* [GIVEN PROBLEM]: Go through the data below. List every line that holds the word "Глава".

Dataset items
★ ★ ★ ★

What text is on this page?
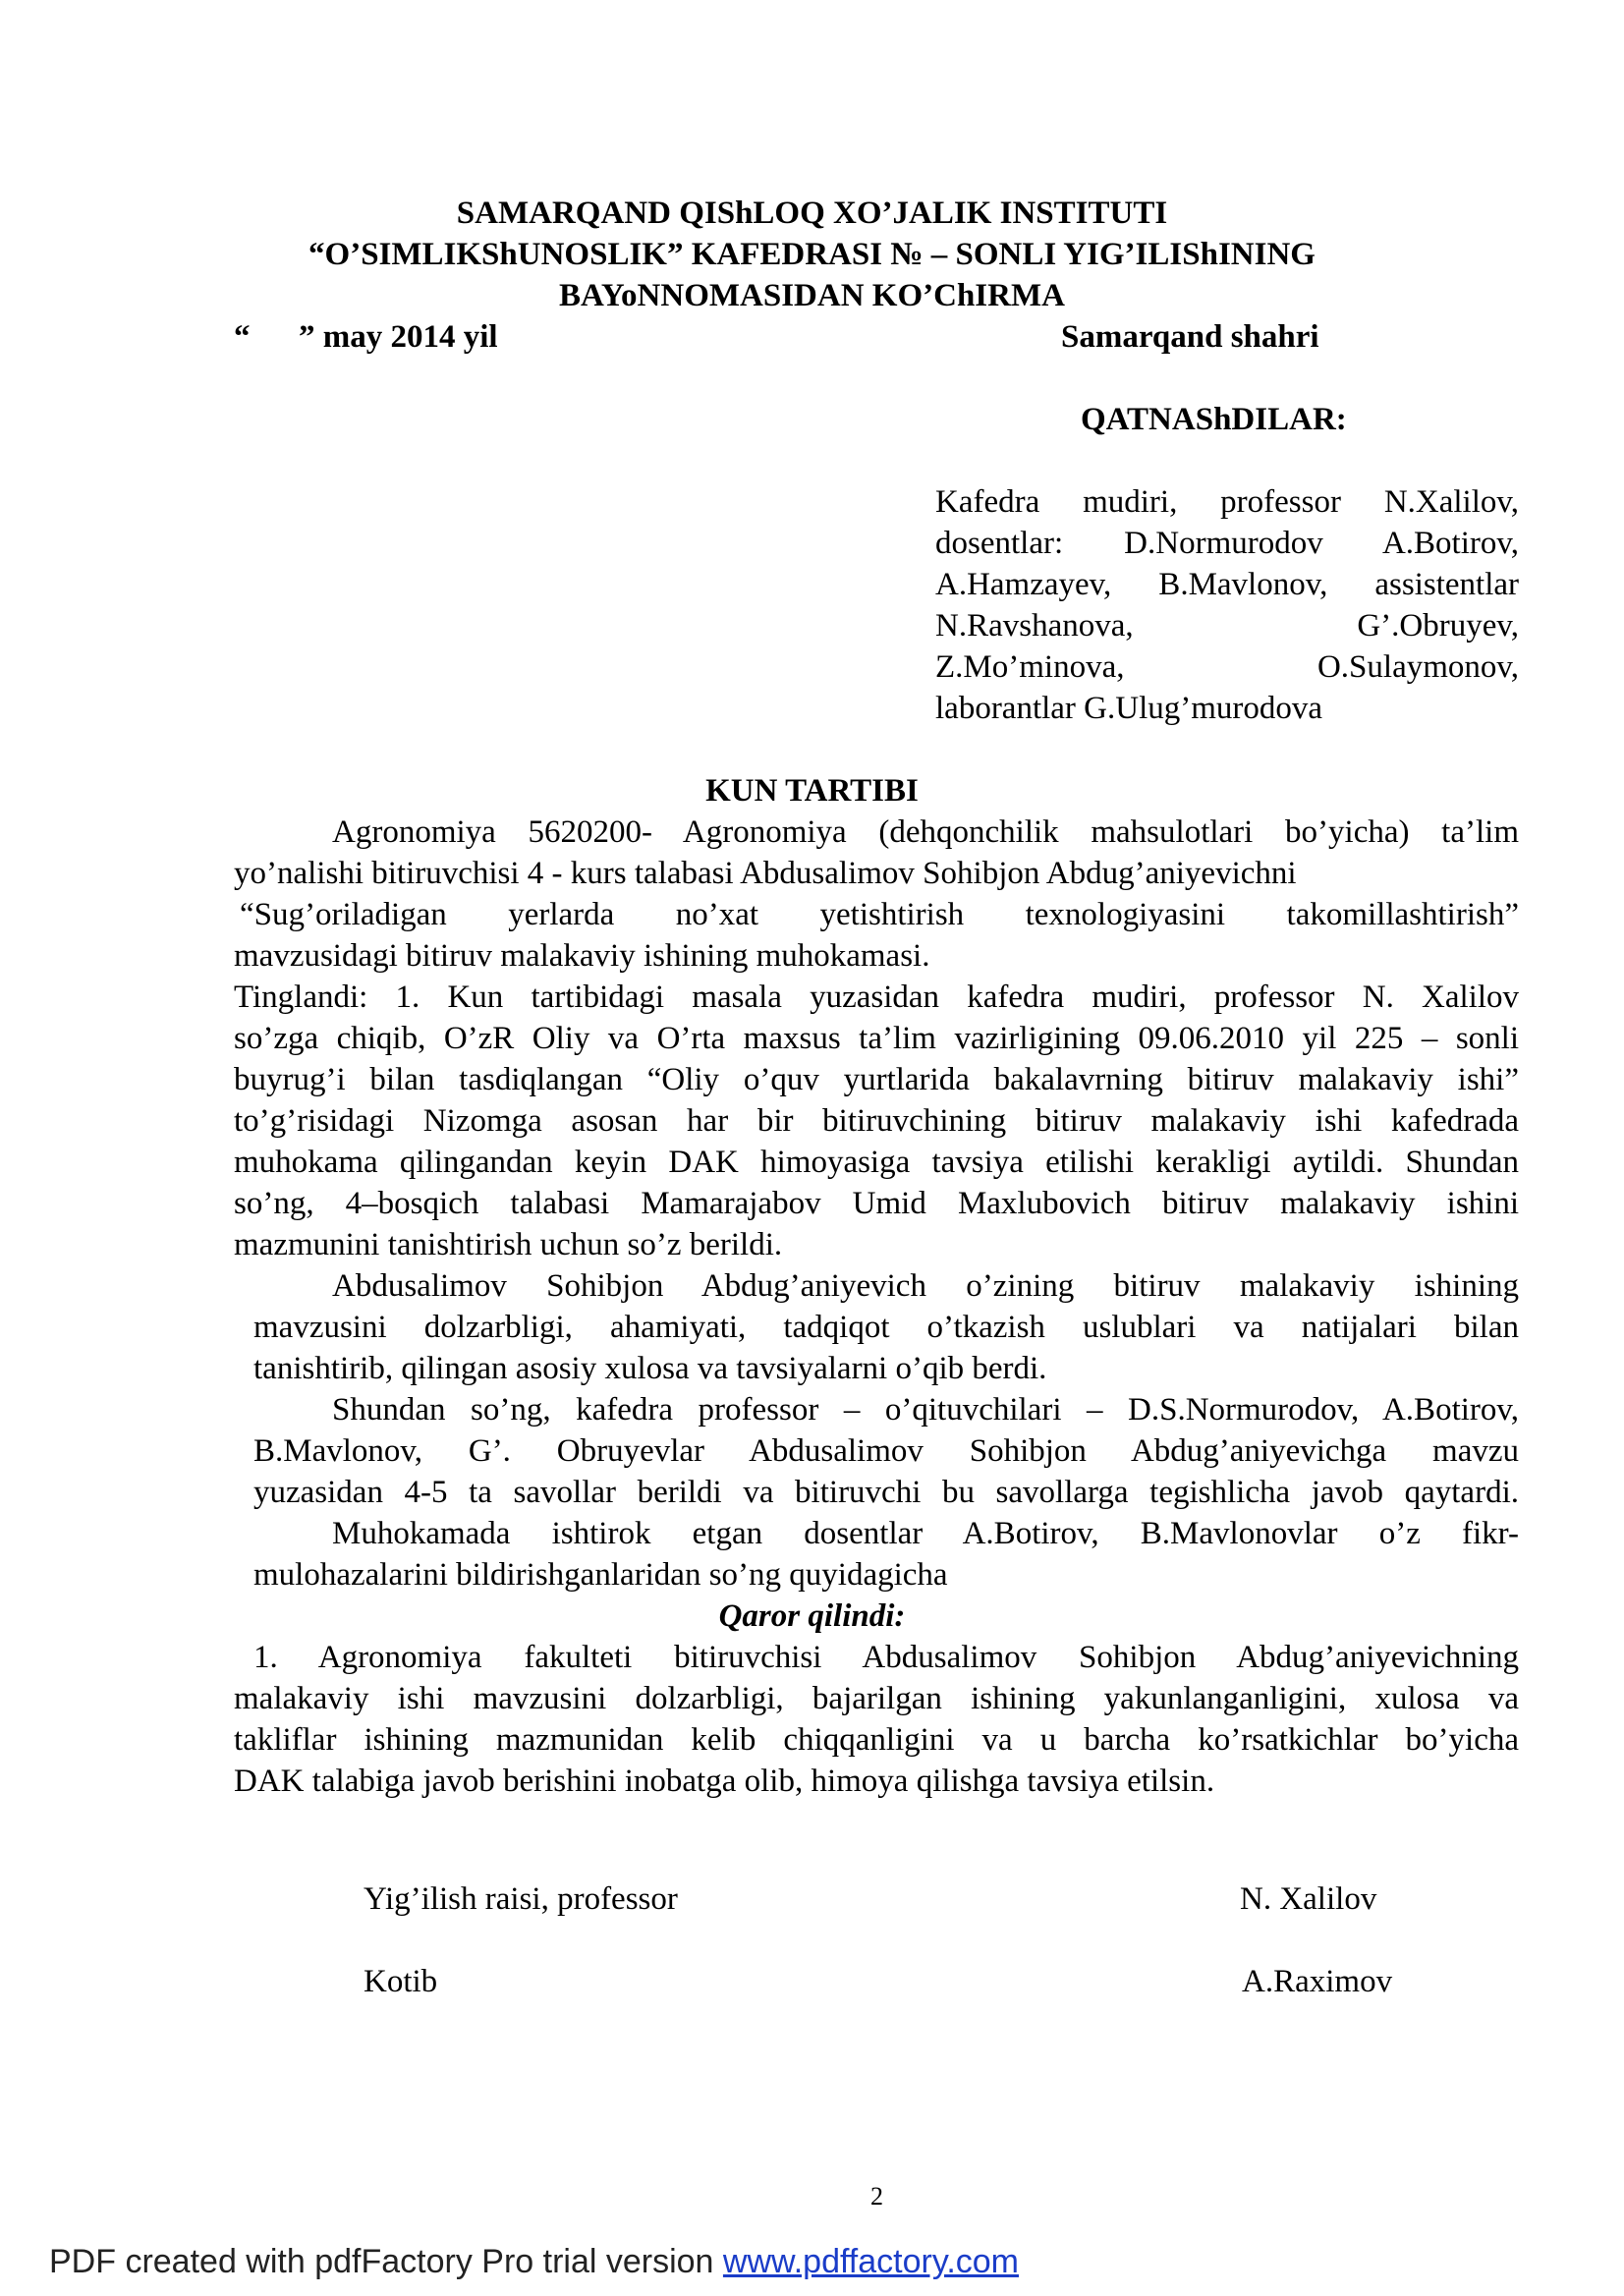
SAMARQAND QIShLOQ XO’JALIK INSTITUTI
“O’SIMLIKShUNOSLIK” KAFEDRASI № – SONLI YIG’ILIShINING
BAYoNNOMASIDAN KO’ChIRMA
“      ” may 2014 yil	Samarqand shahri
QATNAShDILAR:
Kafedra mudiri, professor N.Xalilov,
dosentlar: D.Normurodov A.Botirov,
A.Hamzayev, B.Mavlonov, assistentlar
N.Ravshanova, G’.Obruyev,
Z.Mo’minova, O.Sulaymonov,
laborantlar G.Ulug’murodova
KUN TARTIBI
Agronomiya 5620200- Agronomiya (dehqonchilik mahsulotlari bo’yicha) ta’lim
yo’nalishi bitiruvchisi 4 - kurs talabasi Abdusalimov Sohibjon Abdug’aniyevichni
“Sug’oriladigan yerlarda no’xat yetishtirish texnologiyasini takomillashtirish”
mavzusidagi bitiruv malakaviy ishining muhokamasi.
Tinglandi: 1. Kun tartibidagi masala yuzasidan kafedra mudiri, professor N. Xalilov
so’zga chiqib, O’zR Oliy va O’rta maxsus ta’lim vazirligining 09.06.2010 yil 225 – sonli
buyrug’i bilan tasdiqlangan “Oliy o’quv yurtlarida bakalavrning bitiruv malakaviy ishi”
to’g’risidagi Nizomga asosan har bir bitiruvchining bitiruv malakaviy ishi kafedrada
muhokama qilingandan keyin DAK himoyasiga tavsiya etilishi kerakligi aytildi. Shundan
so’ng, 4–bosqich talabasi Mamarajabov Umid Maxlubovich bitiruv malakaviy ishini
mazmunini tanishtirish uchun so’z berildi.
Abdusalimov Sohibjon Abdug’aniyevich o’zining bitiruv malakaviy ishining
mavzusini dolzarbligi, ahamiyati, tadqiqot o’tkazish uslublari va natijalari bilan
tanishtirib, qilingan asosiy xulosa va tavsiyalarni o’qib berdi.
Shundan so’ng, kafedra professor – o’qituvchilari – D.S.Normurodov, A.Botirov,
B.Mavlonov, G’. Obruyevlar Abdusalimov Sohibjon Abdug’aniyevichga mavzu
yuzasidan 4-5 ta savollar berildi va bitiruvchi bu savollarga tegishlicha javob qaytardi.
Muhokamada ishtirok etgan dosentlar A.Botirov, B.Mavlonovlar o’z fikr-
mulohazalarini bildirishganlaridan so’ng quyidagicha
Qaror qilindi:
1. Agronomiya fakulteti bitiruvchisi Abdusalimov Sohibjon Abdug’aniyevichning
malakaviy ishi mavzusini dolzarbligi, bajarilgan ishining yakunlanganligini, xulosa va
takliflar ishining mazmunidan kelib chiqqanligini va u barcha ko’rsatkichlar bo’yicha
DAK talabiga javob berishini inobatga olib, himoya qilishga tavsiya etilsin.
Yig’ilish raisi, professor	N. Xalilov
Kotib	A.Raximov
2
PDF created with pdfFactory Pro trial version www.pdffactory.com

★ ★ ★ ★

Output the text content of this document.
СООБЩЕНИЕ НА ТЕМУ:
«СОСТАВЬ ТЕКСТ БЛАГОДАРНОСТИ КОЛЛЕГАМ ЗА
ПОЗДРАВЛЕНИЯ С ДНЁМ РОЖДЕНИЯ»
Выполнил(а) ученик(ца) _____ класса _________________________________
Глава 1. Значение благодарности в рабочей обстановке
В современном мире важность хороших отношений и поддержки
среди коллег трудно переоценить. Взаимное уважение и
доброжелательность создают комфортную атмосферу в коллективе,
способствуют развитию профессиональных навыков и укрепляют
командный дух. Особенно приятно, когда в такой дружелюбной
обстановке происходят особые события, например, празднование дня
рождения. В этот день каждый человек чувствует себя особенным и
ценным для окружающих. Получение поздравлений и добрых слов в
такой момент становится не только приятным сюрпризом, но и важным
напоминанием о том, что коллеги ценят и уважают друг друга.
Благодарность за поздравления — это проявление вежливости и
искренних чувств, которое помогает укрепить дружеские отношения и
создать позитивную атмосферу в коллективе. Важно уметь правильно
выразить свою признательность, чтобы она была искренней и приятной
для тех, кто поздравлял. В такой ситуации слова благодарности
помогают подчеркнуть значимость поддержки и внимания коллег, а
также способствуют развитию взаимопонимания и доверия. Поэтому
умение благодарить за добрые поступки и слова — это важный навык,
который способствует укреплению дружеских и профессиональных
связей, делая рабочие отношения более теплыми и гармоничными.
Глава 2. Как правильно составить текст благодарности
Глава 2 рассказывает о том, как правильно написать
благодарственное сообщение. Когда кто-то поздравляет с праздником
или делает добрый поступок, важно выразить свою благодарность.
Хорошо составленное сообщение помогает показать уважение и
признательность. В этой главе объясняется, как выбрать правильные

★ ★ ★ ★

* [ANSWER BELOW]:
Глава 1. Значение благодарности в рабочей обстановке
Глава 2. Как правильно составить текст благодарности
Глава 2 рассказывает о том, как правильно написать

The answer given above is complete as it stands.